§ **Exercise directions**:
Retype exactly the lines from the line with "Serialize everything readable" to the end of the data, keeping both boundary lines.

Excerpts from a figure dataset
-- Begin --

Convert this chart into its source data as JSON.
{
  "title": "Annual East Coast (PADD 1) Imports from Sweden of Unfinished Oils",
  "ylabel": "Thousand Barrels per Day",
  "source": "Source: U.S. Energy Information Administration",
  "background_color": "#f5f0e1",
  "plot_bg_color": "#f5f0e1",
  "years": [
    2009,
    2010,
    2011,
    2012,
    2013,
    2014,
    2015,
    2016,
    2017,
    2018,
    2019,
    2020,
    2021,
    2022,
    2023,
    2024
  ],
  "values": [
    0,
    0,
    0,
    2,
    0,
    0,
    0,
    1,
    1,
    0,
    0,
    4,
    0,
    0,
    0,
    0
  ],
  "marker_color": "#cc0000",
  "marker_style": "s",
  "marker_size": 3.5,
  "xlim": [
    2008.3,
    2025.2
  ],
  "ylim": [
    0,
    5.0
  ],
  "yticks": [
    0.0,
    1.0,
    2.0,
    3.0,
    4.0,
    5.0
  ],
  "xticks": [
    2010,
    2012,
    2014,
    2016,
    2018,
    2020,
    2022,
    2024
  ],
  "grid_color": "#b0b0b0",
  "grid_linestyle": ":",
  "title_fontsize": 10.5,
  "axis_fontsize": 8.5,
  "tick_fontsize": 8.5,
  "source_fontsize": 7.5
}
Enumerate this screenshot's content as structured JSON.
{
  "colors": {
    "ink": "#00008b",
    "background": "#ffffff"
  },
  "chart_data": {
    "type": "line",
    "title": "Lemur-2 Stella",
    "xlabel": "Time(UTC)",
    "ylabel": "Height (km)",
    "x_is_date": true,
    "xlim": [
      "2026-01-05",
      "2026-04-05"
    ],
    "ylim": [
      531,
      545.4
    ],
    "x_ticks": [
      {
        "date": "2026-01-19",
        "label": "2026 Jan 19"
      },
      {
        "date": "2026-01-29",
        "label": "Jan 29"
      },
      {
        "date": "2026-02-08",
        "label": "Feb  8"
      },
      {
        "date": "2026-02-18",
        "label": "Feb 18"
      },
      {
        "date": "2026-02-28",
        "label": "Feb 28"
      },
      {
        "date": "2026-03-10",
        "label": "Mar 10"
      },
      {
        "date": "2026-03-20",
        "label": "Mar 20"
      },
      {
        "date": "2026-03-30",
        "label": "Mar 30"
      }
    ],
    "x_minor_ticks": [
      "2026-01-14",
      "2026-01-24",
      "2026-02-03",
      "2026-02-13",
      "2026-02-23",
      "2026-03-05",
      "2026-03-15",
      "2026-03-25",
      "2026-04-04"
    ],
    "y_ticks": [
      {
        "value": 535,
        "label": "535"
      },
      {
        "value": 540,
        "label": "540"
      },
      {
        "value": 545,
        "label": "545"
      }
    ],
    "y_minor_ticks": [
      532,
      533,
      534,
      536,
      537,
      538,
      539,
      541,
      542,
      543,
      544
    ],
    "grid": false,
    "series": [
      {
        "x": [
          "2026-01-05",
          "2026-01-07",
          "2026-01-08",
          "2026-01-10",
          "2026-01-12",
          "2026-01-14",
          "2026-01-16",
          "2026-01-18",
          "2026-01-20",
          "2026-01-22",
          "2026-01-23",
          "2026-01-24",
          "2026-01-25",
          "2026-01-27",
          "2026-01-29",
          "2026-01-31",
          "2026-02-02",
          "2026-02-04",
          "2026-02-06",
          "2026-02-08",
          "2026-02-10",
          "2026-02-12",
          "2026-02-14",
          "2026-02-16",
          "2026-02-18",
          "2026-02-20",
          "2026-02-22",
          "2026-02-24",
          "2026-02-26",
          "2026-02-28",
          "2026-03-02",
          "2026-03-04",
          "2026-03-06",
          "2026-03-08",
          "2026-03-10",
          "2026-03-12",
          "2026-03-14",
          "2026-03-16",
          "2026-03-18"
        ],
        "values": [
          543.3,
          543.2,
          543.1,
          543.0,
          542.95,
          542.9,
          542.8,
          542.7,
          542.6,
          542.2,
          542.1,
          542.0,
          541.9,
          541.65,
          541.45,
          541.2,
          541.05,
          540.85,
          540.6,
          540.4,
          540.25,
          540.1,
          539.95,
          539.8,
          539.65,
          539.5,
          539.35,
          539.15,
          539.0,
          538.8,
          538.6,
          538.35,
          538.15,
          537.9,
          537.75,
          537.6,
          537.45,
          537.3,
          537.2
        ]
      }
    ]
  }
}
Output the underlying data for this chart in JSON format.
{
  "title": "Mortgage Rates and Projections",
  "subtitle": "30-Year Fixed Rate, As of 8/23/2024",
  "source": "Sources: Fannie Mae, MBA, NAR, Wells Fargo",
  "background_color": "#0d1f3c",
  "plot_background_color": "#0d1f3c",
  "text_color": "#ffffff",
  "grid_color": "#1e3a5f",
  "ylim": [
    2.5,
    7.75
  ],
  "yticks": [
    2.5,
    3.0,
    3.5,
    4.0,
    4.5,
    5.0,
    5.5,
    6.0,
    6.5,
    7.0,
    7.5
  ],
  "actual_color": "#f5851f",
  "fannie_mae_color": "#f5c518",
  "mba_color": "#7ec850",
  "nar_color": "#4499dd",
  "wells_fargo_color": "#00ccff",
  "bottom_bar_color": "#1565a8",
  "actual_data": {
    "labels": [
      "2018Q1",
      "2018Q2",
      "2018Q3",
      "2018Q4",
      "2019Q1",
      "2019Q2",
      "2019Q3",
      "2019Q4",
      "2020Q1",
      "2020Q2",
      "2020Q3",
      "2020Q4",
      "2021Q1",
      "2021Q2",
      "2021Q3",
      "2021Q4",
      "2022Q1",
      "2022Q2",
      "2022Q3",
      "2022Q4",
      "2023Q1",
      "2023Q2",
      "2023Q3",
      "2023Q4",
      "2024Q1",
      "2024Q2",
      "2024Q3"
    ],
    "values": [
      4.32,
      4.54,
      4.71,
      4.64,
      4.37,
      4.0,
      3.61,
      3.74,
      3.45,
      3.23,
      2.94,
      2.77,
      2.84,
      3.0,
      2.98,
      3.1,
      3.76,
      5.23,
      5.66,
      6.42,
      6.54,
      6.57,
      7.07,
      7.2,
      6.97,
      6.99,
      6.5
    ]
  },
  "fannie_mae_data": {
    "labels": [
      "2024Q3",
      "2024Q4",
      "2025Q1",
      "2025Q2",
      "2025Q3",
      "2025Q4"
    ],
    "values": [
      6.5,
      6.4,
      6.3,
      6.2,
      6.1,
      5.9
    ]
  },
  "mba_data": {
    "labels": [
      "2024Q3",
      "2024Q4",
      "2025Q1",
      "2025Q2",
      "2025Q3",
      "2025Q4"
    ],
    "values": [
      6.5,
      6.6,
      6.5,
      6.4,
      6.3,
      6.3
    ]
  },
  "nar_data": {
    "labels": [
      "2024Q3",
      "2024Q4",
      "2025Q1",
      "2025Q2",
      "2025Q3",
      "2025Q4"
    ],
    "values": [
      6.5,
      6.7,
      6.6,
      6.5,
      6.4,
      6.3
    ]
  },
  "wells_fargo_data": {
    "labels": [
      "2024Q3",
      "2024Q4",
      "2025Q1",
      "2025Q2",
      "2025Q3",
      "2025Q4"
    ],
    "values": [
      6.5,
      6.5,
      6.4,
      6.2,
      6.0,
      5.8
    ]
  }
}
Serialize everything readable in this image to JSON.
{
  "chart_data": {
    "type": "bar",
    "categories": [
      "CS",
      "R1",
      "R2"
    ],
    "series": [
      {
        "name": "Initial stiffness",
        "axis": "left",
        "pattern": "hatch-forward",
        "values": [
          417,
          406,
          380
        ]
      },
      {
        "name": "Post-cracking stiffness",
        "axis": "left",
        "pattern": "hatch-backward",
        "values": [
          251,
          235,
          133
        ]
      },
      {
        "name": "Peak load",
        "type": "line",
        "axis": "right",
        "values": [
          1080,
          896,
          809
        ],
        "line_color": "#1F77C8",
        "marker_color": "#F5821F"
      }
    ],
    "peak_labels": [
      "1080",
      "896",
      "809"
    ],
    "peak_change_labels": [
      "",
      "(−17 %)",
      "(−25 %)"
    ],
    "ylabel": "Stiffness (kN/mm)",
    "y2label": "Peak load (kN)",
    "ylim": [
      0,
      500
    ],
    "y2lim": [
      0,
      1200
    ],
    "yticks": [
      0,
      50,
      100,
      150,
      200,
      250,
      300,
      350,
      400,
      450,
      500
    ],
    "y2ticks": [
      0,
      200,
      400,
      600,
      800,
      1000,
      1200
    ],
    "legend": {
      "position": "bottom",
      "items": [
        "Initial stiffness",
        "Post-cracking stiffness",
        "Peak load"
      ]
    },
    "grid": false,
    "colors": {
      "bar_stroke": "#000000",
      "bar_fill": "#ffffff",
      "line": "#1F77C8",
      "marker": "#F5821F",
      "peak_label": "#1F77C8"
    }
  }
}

-- End --

§ **Full output**:
Serialize everything readable in this image to JSON.
{
  "chart_data": {
    "type": "bar",
    "categories": [
      "CS",
      "R1",
      "R2"
    ],
    "series": [
      {
        "name": "Initial stiffness",
        "axis": "left",
        "pattern": "hatch-forward",
        "values": [
          417,
          406,
          380
        ]
      },
      {
        "name": "Post-cracking stiffness",
        "axis": "left",
        "pattern": "hatch-backward",
        "values": [
          251,
          235,
          133
        ]
      },
      {
        "name": "Peak load",
        "type": "line",
        "axis": "right",
        "values": [
          1080,
          896,
          809
        ],
        "line_color": "#1F77C8",
        "marker_color": "#F5821F"
      }
    ],
    "peak_labels": [
      "1080",
      "896",
      "809"
    ],
    "peak_change_labels": [
      "",
      "(−17 %)",
      "(−25 %)"
    ],
    "ylabel": "Stiffness (kN/mm)",
    "y2label": "Peak load (kN)",
    "ylim": [
      0,
      500
    ],
    "y2lim": [
      0,
      1200
    ],
    "yticks": [
      0,
      50,
      100,
      150,
      200,
      250,
      300,
      350,
      400,
      450,
      500
    ],
    "y2ticks": [
      0,
      200,
      400,
      600,
      800,
      1000,
      1200
    ],
    "legend": {
      "position": "bottom",
      "items": [
        "Initial stiffness",
        "Post-cracking stiffness",
        "Peak load"
      ]
    },
    "grid": false,
    "colors": {
      "bar_stroke": "#000000",
      "bar_fill": "#ffffff",
      "line": "#1F77C8",
      "marker": "#F5821F",
      "peak_label": "#1F77C8"
    }
  }
}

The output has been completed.